▸ **EXERCISE AIM**: Below are some records; retype all of them exactly.

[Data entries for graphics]
-- START --
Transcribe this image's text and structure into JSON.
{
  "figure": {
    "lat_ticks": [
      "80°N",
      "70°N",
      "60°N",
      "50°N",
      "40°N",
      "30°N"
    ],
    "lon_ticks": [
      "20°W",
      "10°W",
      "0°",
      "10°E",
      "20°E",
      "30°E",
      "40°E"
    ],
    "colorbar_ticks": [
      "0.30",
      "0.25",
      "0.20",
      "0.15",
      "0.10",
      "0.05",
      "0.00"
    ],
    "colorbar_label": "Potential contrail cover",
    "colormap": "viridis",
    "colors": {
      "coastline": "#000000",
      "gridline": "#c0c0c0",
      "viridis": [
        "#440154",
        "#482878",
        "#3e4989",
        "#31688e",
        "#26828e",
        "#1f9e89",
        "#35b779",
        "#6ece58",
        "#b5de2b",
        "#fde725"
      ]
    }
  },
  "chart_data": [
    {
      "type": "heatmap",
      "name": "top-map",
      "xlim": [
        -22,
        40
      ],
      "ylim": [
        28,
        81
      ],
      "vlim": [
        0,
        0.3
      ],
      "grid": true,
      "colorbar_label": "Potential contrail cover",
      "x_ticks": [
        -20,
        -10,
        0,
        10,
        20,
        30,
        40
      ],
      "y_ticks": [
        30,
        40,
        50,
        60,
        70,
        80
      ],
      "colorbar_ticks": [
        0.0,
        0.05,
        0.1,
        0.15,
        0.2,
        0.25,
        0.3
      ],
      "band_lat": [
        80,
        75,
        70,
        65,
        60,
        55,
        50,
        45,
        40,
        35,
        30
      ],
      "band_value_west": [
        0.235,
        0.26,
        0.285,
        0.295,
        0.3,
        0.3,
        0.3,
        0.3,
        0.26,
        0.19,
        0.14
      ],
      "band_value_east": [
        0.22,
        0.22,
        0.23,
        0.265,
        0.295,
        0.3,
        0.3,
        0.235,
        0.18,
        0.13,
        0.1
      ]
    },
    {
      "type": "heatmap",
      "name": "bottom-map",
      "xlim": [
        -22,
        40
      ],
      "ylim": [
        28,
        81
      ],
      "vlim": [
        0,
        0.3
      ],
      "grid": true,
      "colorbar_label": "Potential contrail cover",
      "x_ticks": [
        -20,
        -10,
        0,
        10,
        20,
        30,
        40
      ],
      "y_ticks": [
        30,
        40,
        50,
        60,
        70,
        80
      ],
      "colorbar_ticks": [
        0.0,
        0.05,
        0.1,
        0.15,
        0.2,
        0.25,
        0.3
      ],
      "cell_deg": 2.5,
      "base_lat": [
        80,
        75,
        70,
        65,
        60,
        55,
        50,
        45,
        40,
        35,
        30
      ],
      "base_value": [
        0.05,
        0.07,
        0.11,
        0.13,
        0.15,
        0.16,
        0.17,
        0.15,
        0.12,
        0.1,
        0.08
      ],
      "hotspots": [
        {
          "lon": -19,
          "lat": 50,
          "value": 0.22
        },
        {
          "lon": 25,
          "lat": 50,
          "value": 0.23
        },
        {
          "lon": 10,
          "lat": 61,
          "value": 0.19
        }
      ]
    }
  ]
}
-- END --
▸ **WORKED ANSWER**:
Transcribe this image's text and structure into JSON.
{
  "figure": {
    "lat_ticks": [
      "80°N",
      "70°N",
      "60°N",
      "50°N",
      "40°N",
      "30°N"
    ],
    "lon_ticks": [
      "20°W",
      "10°W",
      "0°",
      "10°E",
      "20°E",
      "30°E",
      "40°E"
    ],
    "colorbar_ticks": [
      "0.30",
      "0.25",
      "0.20",
      "0.15",
      "0.10",
      "0.05",
      "0.00"
    ],
    "colorbar_label": "Potential contrail cover",
    "colormap": "viridis",
    "colors": {
      "coastline": "#000000",
      "gridline": "#c0c0c0",
      "viridis": [
        "#440154",
        "#482878",
        "#3e4989",
        "#31688e",
        "#26828e",
        "#1f9e89",
        "#35b779",
        "#6ece58",
        "#b5de2b",
        "#fde725"
      ]
    }
  },
  "chart_data": [
    {
      "type": "heatmap",
      "name": "top-map",
      "xlim": [
        -22,
        40
      ],
      "ylim": [
        28,
        81
      ],
      "vlim": [
        0,
        0.3
      ],
      "grid": true,
      "colorbar_label": "Potential contrail cover",
      "x_ticks": [
        -20,
        -10,
        0,
        10,
        20,
        30,
        40
      ],
      "y_ticks": [
        30,
        40,
        50,
        60,
        70,
        80
      ],
      "colorbar_ticks": [
        0.0,
        0.05,
        0.1,
        0.15,
        0.2,
        0.25,
        0.3
      ],
      "band_lat": [
        80,
        75,
        70,
        65,
        60,
        55,
        50,
        45,
        40,
        35,
        30
      ],
      "band_value_west": [
        0.235,
        0.26,
        0.285,
        0.295,
        0.3,
        0.3,
        0.3,
        0.3,
        0.26,
        0.19,
        0.14
      ],
      "band_value_east": [
        0.22,
        0.22,
        0.23,
        0.265,
        0.295,
        0.3,
        0.3,
        0.235,
        0.18,
        0.13,
        0.1
      ]
    },
    {
      "type": "heatmap",
      "name": "bottom-map",
      "xlim": [
        -22,
        40
      ],
      "ylim": [
        28,
        81
      ],
      "vlim": [
        0,
        0.3
      ],
      "grid": true,
      "colorbar_label": "Potential contrail cover",
      "x_ticks": [
        -20,
        -10,
        0,
        10,
        20,
        30,
        40
      ],
      "y_ticks": [
        30,
        40,
        50,
        60,
        70,
        80
      ],
      "colorbar_ticks": [
        0.0,
        0.05,
        0.1,
        0.15,
        0.2,
        0.25,
        0.3
      ],
      "cell_deg": 2.5,
      "base_lat": [
        80,
        75,
        70,
        65,
        60,
        55,
        50,
        45,
        40,
        35,
        30
      ],
      "base_value": [
        0.05,
        0.07,
        0.11,
        0.13,
        0.15,
        0.16,
        0.17,
        0.15,
        0.12,
        0.1,
        0.08
      ],
      "hotspots": [
        {
          "lon": -19,
          "lat": 50,
          "value": 0.22
        },
        {
          "lon": 25,
          "lat": 50,
          "value": 0.23
        },
        {
          "lon": 10,
          "lat": 61,
          "value": 0.19
        }
      ]
    }
  ]
}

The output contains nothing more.